▸ **TASK REQUIREMENTS**: Read the lines below. Copy out any that hold the string "资质等级".

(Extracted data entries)
◆ ◆ ◆ ◆

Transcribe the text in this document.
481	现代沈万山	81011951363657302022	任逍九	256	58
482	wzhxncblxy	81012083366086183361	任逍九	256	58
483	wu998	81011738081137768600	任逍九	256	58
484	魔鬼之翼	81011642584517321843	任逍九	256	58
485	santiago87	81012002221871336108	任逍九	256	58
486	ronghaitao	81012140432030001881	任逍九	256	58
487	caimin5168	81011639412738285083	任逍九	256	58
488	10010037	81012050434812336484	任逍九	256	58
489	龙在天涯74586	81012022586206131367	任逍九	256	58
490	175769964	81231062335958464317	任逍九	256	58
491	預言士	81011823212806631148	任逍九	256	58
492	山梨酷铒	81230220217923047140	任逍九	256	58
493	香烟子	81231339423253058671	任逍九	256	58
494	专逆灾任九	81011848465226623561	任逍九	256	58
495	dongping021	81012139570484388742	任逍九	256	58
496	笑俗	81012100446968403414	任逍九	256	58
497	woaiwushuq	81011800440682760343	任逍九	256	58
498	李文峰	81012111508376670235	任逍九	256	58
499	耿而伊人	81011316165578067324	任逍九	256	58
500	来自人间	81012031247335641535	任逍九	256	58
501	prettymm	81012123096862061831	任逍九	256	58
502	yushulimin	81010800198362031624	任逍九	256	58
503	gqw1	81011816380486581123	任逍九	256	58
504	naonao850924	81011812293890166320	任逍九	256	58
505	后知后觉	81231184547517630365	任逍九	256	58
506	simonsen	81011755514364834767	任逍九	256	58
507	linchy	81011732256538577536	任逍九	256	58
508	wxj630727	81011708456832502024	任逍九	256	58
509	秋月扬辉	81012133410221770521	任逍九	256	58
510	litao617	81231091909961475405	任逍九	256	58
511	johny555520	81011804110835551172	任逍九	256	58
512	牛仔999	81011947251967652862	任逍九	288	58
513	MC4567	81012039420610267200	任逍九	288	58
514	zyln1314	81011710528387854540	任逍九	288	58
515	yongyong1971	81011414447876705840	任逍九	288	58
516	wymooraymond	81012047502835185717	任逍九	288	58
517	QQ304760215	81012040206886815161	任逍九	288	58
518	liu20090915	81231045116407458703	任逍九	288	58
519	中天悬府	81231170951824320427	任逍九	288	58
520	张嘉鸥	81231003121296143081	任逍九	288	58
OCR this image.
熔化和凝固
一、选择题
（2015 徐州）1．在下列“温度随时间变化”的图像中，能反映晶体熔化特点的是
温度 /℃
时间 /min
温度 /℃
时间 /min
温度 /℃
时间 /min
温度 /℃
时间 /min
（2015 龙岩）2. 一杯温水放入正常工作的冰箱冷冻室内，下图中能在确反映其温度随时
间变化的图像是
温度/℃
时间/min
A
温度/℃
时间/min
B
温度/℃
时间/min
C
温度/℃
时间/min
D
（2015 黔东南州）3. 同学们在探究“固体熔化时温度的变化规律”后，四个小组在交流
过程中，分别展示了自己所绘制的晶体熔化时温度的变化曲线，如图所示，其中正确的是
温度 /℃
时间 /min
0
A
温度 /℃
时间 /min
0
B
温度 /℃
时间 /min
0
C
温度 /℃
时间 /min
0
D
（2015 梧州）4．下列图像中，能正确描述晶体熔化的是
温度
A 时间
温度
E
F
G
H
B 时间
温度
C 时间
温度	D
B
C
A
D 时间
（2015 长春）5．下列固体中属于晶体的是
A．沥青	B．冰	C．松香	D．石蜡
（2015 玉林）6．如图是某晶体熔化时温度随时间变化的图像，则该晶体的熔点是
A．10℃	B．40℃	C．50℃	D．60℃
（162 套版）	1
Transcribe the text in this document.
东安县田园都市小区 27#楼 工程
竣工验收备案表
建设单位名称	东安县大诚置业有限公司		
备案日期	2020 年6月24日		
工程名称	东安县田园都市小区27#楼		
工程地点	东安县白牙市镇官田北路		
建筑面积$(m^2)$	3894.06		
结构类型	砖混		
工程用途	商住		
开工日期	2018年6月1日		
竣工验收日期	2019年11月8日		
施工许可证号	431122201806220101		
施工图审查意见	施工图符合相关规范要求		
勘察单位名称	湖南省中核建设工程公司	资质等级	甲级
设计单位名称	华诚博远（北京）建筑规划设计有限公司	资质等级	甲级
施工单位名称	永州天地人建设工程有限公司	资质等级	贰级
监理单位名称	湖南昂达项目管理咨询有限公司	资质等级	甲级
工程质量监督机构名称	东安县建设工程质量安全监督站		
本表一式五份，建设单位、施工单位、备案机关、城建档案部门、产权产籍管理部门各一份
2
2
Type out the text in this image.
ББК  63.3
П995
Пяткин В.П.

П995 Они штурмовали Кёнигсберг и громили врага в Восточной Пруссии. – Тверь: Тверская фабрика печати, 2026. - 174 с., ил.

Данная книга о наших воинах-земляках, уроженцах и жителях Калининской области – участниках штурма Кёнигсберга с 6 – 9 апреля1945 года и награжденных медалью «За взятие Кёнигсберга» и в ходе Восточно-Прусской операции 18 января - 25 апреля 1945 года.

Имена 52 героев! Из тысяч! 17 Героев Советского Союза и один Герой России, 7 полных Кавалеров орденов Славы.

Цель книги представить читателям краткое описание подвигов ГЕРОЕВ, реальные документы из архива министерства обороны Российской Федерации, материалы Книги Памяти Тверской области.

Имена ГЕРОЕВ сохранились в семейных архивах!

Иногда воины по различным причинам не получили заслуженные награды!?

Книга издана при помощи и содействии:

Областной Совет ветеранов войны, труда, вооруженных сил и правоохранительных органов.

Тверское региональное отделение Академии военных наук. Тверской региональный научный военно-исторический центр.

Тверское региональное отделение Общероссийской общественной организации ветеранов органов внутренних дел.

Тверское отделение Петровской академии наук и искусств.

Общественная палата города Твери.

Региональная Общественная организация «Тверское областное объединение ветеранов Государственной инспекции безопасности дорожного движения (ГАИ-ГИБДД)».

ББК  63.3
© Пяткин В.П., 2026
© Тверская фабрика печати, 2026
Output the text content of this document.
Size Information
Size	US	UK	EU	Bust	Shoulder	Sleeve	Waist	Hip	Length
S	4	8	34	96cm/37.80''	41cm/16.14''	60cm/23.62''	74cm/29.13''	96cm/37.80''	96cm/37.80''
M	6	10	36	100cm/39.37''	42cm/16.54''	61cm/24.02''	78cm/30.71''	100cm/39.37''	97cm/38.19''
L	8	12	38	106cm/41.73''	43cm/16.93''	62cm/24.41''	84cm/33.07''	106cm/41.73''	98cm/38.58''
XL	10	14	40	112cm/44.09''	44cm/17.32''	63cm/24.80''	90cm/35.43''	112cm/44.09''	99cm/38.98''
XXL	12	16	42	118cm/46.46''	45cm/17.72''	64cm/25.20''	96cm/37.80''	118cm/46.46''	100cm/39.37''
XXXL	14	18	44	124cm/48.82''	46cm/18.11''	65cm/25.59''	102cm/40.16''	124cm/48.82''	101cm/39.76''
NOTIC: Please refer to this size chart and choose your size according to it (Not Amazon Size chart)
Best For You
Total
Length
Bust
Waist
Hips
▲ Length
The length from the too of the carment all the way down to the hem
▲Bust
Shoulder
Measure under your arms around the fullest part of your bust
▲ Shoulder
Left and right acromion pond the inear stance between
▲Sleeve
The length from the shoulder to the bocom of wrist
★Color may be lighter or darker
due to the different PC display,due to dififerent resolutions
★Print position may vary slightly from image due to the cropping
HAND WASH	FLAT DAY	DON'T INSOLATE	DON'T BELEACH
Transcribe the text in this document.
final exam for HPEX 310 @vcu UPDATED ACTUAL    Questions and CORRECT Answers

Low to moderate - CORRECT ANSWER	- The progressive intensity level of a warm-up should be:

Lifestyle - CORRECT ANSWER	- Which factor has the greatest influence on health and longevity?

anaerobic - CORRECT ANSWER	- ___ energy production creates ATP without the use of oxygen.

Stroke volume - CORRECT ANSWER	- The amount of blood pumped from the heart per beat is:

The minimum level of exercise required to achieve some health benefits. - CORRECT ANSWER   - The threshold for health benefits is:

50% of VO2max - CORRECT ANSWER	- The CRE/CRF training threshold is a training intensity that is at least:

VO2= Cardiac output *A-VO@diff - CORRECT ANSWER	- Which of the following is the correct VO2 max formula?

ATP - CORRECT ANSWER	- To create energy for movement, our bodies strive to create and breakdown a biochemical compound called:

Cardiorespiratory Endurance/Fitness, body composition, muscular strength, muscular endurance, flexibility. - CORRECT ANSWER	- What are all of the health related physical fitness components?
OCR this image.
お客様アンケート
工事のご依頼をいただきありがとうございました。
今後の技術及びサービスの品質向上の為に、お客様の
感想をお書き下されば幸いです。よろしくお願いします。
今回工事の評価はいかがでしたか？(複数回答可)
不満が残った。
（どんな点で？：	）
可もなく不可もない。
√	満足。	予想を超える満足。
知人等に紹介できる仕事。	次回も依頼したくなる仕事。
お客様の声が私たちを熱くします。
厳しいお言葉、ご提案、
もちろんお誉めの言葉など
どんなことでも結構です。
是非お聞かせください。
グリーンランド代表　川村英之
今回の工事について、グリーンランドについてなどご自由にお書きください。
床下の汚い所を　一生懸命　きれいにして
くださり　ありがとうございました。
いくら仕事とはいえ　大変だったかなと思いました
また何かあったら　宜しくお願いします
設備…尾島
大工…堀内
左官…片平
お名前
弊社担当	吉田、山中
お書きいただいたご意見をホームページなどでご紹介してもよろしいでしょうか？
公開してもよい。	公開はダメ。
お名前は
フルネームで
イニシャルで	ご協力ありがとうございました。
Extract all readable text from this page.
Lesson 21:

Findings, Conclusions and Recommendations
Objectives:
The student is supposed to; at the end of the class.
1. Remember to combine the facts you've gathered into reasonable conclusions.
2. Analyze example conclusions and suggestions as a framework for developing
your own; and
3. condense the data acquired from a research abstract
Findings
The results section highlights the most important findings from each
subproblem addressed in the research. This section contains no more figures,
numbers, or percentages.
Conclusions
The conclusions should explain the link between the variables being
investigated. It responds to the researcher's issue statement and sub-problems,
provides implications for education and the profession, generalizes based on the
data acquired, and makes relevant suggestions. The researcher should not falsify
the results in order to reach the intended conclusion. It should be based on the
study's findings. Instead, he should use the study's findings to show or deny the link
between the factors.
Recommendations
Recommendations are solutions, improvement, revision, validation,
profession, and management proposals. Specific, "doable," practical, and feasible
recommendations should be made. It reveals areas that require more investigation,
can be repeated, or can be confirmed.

◆ ◆ ◆ ◆

▸ **ANSWER TO THIS EXERCISE**:
勘察单位名称	湖南省中核建设工程公司	资质等级	甲级
设计单位名称	华诚博远（北京）建筑规划设计有限公司	资质等级	甲级
施工单位名称	永州天地人建设工程有限公司	资质等级	贰级
监理单位名称	湖南昂达项目管理咨询有限公司	资质等级	甲级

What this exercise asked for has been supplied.